*To do:* Using the listing below, report all lines holding the word "unitless".
— START OF Data entries —
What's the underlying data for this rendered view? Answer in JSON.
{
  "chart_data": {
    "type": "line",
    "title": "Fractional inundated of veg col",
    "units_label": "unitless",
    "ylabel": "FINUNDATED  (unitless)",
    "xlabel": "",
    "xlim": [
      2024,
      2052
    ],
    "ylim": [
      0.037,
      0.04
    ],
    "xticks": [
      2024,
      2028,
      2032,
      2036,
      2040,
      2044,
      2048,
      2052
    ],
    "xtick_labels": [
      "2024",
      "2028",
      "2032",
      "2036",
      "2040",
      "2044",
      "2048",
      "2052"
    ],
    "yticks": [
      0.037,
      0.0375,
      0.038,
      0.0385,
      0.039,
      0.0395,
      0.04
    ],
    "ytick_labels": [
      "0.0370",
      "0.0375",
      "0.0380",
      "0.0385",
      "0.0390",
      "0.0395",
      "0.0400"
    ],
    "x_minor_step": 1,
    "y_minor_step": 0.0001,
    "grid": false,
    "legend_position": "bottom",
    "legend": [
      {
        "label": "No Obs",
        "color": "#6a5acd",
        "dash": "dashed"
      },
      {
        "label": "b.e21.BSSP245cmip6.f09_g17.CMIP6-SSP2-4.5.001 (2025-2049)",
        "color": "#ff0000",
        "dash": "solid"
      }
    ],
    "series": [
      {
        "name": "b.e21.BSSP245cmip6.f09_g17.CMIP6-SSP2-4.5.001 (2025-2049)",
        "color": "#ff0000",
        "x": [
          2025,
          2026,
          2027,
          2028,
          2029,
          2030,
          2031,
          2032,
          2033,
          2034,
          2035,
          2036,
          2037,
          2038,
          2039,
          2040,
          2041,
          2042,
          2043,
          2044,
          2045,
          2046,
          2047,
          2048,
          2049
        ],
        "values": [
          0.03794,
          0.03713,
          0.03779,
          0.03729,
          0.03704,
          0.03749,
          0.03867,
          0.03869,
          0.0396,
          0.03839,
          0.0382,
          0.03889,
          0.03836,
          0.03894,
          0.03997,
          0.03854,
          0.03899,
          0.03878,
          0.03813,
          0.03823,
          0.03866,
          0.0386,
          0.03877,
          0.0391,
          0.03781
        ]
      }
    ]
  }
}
— END OF Data entries —
*Answer for this exercise:*
    "units_label": "unitless",
    "ylabel": "FINUNDATED  (unitless)",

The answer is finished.